[EXERCISE INPUT start]

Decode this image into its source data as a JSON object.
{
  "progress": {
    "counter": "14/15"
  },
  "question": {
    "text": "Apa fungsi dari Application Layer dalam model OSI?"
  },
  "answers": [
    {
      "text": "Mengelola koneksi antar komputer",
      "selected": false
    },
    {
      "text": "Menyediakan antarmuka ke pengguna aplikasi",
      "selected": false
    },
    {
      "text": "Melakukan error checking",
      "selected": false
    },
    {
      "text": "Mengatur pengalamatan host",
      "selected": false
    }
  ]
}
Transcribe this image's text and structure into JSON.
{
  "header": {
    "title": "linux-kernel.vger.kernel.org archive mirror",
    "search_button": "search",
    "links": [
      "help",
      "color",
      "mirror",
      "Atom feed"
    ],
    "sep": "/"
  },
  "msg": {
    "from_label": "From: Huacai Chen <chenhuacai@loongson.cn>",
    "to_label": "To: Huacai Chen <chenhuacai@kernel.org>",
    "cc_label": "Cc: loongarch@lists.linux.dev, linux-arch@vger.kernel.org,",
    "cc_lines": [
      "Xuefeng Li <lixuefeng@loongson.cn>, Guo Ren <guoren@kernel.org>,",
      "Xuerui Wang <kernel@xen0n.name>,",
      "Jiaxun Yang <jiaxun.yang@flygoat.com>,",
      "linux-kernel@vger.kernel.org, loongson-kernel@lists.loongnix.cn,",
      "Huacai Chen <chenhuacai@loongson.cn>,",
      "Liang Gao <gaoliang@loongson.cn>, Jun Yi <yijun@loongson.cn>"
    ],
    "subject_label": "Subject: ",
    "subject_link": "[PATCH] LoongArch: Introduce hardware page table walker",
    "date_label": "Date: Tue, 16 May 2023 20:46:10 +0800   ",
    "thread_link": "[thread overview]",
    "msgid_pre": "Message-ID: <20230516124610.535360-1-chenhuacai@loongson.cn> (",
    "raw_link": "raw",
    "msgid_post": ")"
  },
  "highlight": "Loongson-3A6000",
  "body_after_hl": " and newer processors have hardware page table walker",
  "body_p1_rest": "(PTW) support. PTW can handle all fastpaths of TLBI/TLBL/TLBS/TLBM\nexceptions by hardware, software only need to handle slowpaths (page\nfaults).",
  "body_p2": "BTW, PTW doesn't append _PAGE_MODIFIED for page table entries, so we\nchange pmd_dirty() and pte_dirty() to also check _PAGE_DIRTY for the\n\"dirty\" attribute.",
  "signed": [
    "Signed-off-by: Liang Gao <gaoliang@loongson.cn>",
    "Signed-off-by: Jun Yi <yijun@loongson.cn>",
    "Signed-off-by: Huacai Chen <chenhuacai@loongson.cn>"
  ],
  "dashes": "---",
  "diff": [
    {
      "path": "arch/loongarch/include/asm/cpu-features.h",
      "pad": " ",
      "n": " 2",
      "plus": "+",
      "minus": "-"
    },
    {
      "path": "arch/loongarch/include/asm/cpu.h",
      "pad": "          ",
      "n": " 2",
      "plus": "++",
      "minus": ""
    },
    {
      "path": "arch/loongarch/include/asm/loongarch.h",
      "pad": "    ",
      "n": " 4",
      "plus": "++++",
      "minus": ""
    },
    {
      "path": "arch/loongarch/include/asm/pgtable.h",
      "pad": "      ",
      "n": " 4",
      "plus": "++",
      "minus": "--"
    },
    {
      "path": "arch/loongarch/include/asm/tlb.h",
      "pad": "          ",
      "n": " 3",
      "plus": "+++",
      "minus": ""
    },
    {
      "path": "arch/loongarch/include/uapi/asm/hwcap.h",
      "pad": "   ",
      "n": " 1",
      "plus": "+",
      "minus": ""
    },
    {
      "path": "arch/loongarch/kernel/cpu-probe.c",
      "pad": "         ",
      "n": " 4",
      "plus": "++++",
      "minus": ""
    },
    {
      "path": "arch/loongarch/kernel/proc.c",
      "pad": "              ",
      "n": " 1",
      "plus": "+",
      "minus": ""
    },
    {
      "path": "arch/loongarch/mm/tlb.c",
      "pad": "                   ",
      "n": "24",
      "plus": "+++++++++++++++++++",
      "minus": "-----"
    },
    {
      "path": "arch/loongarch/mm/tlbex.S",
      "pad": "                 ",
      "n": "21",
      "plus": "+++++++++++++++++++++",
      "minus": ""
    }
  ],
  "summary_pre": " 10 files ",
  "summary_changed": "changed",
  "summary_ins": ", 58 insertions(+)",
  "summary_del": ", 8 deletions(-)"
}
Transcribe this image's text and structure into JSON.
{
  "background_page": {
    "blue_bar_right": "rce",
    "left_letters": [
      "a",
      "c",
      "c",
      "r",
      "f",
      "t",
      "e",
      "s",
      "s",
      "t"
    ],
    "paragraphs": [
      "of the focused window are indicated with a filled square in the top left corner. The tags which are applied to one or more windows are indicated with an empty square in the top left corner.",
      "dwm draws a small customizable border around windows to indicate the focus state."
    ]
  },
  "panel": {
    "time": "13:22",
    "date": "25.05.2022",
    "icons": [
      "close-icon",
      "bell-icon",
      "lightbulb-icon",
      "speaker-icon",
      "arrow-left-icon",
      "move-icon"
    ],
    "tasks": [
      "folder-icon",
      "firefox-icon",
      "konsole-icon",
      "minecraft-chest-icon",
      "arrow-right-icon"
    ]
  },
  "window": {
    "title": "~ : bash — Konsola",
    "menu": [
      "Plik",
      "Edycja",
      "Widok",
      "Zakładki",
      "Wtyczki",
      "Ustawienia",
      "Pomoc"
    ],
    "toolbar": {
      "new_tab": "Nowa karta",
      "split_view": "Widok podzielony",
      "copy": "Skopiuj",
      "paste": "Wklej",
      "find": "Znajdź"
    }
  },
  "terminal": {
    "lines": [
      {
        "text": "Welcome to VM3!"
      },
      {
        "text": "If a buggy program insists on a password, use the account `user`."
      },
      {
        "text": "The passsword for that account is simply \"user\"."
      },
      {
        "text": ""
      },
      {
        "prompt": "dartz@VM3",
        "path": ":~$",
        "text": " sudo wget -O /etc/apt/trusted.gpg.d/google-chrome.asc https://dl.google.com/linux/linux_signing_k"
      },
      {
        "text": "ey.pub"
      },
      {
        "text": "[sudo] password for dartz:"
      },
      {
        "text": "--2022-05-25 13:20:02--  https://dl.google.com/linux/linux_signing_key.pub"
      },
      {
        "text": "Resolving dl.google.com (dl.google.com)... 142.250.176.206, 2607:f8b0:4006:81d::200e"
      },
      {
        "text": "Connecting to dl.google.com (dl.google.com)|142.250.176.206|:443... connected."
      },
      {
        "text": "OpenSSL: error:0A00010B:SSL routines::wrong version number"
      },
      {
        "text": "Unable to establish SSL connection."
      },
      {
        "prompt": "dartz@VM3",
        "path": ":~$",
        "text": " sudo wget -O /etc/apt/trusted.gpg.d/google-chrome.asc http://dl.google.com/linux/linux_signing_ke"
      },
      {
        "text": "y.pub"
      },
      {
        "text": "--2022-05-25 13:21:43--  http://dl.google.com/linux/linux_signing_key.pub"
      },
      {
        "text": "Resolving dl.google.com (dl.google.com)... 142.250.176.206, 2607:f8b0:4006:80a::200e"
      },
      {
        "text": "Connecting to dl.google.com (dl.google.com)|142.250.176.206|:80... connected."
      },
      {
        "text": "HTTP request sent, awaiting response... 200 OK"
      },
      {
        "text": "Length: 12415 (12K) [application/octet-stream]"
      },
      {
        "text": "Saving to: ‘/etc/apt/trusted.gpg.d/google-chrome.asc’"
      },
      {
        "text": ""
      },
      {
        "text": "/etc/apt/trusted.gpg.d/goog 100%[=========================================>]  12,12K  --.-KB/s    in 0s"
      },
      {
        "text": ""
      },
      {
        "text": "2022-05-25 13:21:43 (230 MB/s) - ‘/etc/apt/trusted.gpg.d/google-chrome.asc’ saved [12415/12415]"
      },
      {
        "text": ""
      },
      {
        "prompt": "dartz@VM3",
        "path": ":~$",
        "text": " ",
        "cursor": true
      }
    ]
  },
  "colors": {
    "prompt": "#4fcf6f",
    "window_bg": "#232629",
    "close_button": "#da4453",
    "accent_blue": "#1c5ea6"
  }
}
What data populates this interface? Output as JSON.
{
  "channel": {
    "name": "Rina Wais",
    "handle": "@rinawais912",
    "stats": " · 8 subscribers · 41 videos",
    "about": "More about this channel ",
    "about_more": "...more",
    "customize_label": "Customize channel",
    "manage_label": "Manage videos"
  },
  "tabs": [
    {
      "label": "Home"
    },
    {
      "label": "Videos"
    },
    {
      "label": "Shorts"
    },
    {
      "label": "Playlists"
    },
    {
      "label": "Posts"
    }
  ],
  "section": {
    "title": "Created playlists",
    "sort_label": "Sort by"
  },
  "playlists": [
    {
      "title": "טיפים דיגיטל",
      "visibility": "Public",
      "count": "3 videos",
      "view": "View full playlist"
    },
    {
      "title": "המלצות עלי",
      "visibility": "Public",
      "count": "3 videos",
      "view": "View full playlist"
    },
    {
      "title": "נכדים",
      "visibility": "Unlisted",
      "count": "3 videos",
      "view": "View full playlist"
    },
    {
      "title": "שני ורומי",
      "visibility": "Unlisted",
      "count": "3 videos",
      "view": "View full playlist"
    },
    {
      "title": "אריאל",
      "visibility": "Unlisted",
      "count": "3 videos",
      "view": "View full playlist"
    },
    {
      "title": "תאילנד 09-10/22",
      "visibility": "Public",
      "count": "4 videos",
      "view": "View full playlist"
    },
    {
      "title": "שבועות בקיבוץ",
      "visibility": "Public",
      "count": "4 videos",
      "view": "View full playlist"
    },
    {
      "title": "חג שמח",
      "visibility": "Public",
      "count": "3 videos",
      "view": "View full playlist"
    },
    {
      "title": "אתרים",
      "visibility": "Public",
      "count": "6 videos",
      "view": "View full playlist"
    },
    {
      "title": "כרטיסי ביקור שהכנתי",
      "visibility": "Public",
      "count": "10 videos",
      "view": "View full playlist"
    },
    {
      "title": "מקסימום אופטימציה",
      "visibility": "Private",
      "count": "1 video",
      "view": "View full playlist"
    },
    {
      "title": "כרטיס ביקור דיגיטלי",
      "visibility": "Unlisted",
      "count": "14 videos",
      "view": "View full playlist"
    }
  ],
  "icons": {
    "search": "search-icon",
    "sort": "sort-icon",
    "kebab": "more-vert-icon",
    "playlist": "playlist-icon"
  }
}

[EXERCISE INPUT end]

EXERCISE DESCRIPTION:
Extract each line from the listing that holds the word "wget".

OUTPUT FOR THIS TASK:
        "text": " sudo wget -O /etc/apt/trusted.gpg.d/google-chrome.asc https://dl.google.com/linux/linux_signing_k"
        "text": " sudo wget -O /etc/apt/trusted.gpg.d/google-chrome.asc http://dl.google.com/linux/linux_signing_ke"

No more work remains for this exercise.